[Dataset records]
----------------------------------------

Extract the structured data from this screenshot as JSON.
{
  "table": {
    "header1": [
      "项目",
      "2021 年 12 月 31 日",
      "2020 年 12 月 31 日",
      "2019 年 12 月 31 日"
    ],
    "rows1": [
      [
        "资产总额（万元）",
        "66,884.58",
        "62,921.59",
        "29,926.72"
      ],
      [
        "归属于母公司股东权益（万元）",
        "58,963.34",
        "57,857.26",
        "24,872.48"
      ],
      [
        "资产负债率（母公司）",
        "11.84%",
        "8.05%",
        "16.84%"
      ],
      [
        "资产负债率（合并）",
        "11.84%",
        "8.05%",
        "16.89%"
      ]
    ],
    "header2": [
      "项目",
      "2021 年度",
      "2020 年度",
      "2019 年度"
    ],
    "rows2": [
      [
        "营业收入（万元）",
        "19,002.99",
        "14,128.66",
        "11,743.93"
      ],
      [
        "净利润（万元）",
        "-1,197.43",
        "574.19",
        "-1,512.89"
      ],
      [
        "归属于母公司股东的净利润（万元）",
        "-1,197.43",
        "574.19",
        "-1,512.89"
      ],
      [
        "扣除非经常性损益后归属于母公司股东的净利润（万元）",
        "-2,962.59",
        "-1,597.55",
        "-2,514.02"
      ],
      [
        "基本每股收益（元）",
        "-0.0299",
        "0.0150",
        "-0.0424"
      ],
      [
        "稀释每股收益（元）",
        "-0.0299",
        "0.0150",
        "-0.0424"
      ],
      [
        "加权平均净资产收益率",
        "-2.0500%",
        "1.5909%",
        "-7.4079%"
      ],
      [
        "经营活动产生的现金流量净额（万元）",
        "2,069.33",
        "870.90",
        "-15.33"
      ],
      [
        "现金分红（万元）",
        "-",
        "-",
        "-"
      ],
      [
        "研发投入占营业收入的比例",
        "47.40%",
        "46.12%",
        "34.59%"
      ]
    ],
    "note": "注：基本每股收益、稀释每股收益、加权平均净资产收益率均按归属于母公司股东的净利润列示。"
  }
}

----------------------------------------

## PROBLEM DESCRIPTION
Take the entries above and transcribe them exactly.

## SOLVED EXERCISE
Extract the structured data from this screenshot as JSON.
{
  "table": {
    "header1": [
      "项目",
      "2021 年 12 月 31 日",
      "2020 年 12 月 31 日",
      "2019 年 12 月 31 日"
    ],
    "rows1": [
      [
        "资产总额（万元）",
        "66,884.58",
        "62,921.59",
        "29,926.72"
      ],
      [
        "归属于母公司股东权益（万元）",
        "58,963.34",
        "57,857.26",
        "24,872.48"
      ],
      [
        "资产负债率（母公司）",
        "11.84%",
        "8.05%",
        "16.84%"
      ],
      [
        "资产负债率（合并）",
        "11.84%",
        "8.05%",
        "16.89%"
      ]
    ],
    "header2": [
      "项目",
      "2021 年度",
      "2020 年度",
      "2019 年度"
    ],
    "rows2": [
      [
        "营业收入（万元）",
        "19,002.99",
        "14,128.66",
        "11,743.93"
      ],
      [
        "净利润（万元）",
        "-1,197.43",
        "574.19",
        "-1,512.89"
      ],
      [
        "归属于母公司股东的净利润（万元）",
        "-1,197.43",
        "574.19",
        "-1,512.89"
      ],
      [
        "扣除非经常性损益后归属于母公司股东的净利润（万元）",
        "-2,962.59",
        "-1,597.55",
        "-2,514.02"
      ],
      [
        "基本每股收益（元）",
        "-0.0299",
        "0.0150",
        "-0.0424"
      ],
      [
        "稀释每股收益（元）",
        "-0.0299",
        "0.0150",
        "-0.0424"
      ],
      [
        "加权平均净资产收益率",
        "-2.0500%",
        "1.5909%",
        "-7.4079%"
      ],
      [
        "经营活动产生的现金流量净额（万元）",
        "2,069.33",
        "870.90",
        "-15.33"
      ],
      [
        "现金分红（万元）",
        "-",
        "-",
        "-"
      ],
      [
        "研发投入占营业收入的比例",
        "47.40%",
        "46.12%",
        "34.59%"
      ]
    ],
    "note": "注：基本每股收益、稀释每股收益、加权平均净资产收益率均按归属于母公司股东的净利润列示。"
  }
}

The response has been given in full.